**Required work:** From the entries that follow, pick out all lines holding "الإسلام".

**Given records:**
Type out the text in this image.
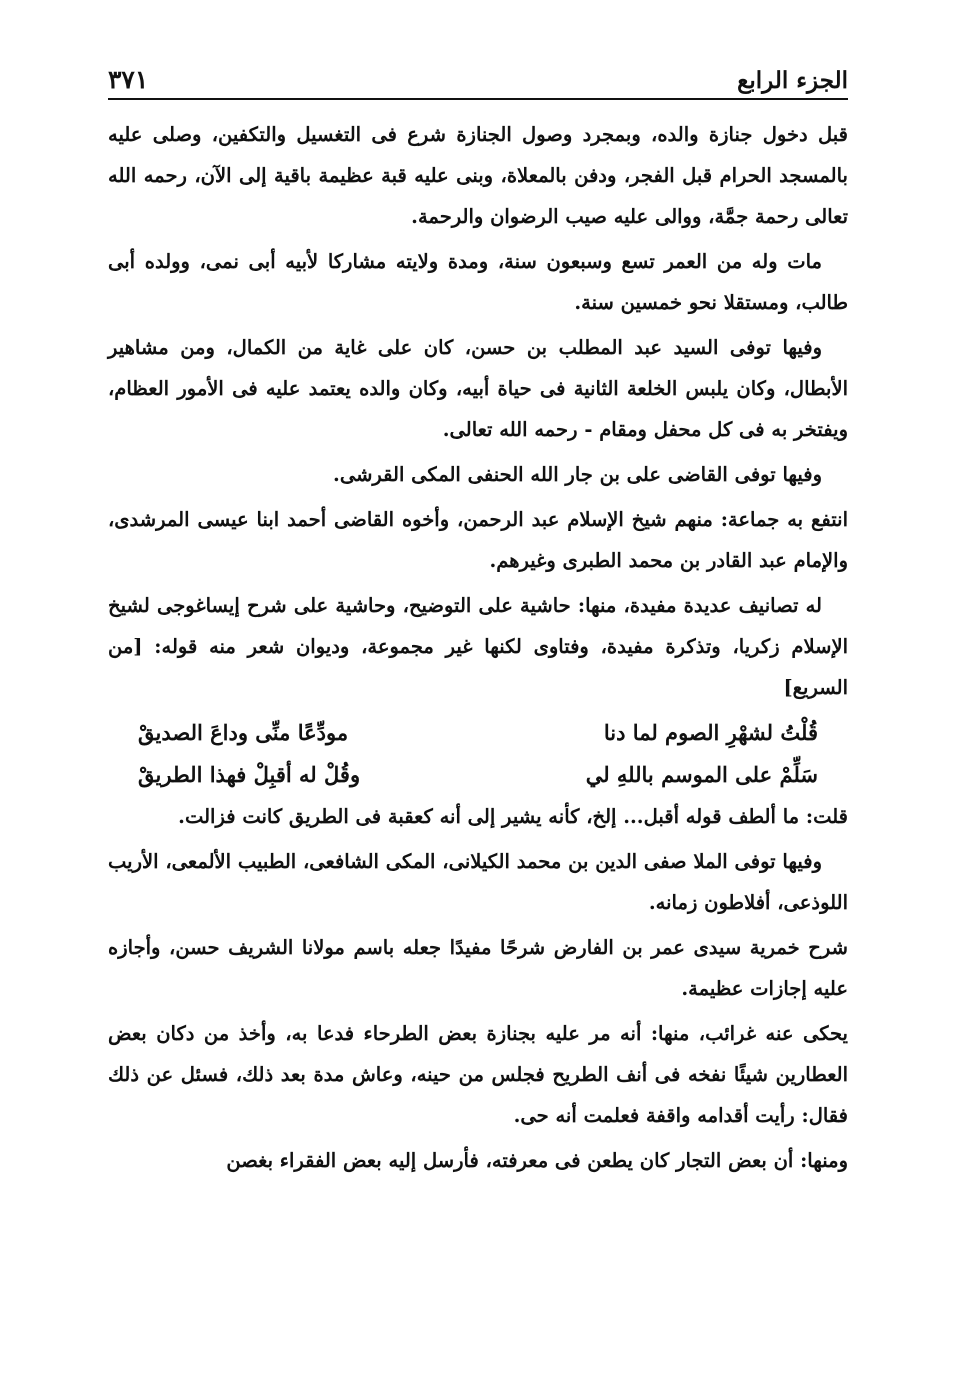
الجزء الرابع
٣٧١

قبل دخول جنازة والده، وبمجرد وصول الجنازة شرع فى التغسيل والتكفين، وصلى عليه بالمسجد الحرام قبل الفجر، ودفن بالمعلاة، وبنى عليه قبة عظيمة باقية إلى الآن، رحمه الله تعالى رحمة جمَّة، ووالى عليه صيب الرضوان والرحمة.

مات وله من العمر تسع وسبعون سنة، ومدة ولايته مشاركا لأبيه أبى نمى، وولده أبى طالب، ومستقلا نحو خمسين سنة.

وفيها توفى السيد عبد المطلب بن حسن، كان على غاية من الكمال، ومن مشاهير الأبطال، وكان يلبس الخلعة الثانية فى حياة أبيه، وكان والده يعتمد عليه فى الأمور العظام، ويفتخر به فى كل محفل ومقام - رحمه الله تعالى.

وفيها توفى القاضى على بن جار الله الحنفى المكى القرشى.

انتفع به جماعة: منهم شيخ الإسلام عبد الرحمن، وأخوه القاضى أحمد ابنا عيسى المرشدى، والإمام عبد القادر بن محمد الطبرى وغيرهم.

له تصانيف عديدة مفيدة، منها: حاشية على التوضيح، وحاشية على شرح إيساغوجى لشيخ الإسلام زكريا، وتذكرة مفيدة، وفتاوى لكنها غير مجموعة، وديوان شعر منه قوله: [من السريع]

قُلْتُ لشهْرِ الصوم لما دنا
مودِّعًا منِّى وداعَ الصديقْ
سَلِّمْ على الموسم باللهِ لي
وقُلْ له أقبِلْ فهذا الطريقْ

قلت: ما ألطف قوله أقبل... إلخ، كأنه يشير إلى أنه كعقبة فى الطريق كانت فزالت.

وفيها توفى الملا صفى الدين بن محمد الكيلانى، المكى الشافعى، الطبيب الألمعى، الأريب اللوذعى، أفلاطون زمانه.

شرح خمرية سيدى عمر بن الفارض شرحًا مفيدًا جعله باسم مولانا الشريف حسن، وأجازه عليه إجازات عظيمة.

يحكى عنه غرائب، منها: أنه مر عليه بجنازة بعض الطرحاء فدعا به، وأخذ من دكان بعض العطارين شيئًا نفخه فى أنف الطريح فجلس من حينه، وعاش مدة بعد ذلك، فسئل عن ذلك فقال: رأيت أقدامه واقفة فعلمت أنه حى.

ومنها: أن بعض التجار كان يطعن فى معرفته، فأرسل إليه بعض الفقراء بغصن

**Output of the exercise:**
انتفع به جماعة: منهم شيخ الإسلام عبد الرحمن، وأخوه القاضى أحمد ابنا عيسى المرشدى، والإمام عبد القادر بن محمد الطبرى وغيرهم.
له تصانيف عديدة مفيدة، منها: حاشية على التوضيح، وحاشية على شرح إيساغوجى لشيخ الإسلام زكريا، وتذكرة مفيدة، وفتاوى لكنها غير مجموعة، وديوان شعر منه قوله: [من السريع]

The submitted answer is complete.